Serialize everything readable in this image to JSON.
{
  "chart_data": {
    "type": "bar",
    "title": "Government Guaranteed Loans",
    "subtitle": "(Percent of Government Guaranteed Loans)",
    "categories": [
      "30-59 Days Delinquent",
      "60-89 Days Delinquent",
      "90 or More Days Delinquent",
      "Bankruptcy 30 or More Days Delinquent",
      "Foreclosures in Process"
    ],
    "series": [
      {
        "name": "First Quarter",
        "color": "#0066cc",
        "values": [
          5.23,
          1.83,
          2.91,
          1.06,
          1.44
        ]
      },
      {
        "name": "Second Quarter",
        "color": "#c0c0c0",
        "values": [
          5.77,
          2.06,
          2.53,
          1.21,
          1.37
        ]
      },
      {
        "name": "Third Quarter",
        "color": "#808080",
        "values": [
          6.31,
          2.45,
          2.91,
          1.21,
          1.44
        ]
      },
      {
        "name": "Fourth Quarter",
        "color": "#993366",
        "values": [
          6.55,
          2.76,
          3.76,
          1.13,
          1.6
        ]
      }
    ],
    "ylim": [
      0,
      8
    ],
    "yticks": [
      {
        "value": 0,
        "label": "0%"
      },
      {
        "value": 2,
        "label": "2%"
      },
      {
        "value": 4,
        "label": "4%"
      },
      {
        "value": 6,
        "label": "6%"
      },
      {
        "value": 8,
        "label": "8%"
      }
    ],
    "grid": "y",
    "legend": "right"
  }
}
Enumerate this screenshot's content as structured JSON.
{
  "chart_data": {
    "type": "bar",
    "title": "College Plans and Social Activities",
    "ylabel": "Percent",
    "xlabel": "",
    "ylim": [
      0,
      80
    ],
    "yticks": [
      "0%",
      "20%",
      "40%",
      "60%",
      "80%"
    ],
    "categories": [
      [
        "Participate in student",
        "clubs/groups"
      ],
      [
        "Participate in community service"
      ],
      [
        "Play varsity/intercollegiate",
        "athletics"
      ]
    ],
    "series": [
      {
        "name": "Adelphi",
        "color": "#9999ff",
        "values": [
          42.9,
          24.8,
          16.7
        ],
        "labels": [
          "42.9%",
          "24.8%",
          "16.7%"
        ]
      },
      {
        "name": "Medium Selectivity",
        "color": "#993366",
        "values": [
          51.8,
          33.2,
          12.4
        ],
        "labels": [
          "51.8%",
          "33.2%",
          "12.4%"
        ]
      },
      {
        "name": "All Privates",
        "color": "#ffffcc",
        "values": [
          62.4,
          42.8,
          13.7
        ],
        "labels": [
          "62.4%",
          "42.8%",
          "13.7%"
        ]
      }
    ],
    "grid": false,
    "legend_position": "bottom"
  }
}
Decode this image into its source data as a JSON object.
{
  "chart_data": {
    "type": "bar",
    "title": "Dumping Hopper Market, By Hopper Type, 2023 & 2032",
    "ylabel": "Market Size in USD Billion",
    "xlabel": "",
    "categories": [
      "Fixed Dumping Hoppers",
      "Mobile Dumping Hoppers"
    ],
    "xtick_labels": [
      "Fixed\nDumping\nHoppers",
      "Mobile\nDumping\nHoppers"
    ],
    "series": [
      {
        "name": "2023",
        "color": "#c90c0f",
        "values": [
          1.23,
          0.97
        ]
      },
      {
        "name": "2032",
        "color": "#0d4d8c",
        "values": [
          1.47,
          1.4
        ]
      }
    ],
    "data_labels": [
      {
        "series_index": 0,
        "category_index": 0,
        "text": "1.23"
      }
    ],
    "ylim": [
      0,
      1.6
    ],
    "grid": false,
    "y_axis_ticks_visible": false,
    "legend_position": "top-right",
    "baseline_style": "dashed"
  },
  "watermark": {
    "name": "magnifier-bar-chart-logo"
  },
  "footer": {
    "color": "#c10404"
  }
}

* **The exercise**
Extract every line containing the string "ylabel" from the material.

* **Solution to the problem**
    "ylabel": "Percent",
    "ylabel": "Market Size in USD Billion",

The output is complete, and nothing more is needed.